◆ **Stated goal**
Only the number is needed: how many lines contain the word "kann"?

◆ **Task data**
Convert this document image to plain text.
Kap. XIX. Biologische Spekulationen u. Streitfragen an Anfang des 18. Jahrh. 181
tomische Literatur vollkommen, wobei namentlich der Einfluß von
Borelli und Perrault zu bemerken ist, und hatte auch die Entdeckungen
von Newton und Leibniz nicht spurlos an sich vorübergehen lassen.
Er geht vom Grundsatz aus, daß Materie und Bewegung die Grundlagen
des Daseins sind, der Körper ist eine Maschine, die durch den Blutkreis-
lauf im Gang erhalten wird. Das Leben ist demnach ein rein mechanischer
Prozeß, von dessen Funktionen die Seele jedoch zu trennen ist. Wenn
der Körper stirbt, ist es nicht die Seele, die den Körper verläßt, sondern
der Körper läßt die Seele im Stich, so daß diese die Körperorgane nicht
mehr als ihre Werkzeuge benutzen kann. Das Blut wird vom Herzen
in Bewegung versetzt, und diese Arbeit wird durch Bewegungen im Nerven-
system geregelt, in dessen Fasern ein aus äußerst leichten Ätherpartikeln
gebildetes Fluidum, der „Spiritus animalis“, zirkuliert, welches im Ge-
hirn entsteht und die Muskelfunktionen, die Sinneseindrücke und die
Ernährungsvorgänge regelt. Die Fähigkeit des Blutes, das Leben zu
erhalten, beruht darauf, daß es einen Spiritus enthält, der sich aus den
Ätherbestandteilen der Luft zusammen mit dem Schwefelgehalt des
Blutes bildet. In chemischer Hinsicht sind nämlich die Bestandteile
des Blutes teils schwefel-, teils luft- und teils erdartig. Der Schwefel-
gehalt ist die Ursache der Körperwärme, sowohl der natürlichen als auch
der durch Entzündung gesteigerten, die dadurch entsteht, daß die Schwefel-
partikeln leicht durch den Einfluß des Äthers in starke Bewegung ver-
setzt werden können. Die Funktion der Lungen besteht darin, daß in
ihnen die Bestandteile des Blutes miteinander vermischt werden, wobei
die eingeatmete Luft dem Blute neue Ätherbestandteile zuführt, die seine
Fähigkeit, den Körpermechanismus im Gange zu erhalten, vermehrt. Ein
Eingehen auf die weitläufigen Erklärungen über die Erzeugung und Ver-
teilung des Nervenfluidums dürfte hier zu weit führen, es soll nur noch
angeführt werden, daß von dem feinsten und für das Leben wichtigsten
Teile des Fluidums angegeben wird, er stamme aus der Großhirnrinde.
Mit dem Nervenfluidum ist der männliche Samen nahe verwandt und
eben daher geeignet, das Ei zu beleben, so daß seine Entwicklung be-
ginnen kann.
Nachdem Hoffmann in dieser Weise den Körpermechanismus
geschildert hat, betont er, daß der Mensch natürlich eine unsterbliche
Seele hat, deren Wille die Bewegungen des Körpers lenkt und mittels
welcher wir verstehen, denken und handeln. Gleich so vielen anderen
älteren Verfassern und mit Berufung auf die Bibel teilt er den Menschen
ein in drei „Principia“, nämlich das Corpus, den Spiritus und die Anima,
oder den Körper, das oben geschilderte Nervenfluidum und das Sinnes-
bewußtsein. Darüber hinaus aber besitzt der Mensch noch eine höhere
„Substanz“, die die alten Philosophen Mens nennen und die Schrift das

◆ **Result of this exercise**
2